### [Aim of the exercise]
Gather all lines in the entries that include the word "Merchandise".

--- start Records supplied ---

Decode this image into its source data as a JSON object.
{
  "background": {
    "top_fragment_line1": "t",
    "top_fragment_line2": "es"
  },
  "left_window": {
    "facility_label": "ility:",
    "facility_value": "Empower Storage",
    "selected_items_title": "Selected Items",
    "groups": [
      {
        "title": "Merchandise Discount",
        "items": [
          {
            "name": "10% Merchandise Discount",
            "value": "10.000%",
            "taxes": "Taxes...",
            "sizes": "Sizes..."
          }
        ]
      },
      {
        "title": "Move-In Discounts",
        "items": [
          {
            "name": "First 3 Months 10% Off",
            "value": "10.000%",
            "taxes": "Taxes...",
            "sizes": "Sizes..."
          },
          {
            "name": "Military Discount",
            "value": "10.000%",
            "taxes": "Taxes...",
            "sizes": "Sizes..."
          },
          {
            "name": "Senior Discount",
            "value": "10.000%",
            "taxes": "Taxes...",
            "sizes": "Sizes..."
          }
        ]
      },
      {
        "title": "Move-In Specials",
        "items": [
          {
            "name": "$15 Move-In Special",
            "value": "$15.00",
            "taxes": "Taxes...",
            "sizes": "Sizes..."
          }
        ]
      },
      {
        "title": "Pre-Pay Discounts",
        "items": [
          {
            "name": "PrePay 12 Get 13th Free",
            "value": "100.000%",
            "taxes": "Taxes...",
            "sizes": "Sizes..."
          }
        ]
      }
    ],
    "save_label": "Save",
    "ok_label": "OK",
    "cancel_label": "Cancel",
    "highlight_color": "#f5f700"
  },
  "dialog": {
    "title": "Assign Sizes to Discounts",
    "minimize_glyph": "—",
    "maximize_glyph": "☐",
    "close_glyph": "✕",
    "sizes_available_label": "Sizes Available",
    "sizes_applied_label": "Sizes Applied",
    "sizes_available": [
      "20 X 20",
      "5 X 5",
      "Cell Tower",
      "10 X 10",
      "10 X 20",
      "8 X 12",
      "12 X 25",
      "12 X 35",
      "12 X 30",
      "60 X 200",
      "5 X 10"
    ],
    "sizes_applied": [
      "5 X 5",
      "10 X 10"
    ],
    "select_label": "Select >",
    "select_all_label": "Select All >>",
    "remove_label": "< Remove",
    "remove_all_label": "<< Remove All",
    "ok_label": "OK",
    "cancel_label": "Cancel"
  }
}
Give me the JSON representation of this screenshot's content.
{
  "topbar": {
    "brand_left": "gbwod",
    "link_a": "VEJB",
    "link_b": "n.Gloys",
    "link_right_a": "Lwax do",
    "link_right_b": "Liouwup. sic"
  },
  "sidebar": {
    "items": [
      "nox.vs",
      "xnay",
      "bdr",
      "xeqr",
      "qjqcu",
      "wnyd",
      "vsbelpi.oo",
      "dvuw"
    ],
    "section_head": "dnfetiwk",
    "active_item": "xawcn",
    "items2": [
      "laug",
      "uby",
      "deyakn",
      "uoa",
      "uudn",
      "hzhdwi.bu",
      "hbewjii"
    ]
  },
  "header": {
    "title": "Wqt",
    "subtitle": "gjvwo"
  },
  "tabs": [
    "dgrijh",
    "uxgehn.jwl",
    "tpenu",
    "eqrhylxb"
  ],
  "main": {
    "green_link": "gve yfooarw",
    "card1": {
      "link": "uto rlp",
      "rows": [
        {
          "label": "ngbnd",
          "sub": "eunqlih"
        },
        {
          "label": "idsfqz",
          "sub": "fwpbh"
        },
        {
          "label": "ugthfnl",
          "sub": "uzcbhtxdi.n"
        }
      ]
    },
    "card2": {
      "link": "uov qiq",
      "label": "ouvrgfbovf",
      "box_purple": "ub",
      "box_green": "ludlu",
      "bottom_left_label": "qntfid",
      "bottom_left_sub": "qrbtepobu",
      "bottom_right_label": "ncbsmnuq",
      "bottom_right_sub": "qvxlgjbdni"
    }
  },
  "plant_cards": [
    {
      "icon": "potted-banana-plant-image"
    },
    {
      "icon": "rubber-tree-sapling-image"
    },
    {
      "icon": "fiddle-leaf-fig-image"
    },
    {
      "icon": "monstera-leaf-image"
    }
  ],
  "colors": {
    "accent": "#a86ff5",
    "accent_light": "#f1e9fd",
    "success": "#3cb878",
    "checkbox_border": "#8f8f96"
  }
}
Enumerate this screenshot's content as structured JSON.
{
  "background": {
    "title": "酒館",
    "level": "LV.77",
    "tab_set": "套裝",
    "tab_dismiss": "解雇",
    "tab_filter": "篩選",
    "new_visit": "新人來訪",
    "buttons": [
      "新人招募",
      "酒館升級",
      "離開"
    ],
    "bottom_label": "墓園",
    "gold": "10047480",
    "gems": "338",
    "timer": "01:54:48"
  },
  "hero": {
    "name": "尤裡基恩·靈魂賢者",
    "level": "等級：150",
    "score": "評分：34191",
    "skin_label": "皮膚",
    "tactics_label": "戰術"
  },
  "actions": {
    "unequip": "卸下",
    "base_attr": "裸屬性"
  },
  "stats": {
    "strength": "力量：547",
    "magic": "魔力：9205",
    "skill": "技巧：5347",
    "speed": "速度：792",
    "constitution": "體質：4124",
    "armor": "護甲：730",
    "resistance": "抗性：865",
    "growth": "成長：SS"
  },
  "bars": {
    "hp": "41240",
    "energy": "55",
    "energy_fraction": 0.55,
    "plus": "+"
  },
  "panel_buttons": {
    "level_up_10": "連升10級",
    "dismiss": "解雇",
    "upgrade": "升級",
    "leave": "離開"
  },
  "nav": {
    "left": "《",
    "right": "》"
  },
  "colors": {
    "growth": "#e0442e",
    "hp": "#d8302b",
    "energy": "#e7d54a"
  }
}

--- end Records supplied ---

### [Final answer]
        "title": "Merchandise Discount",
            "name": "10% Merchandise Discount",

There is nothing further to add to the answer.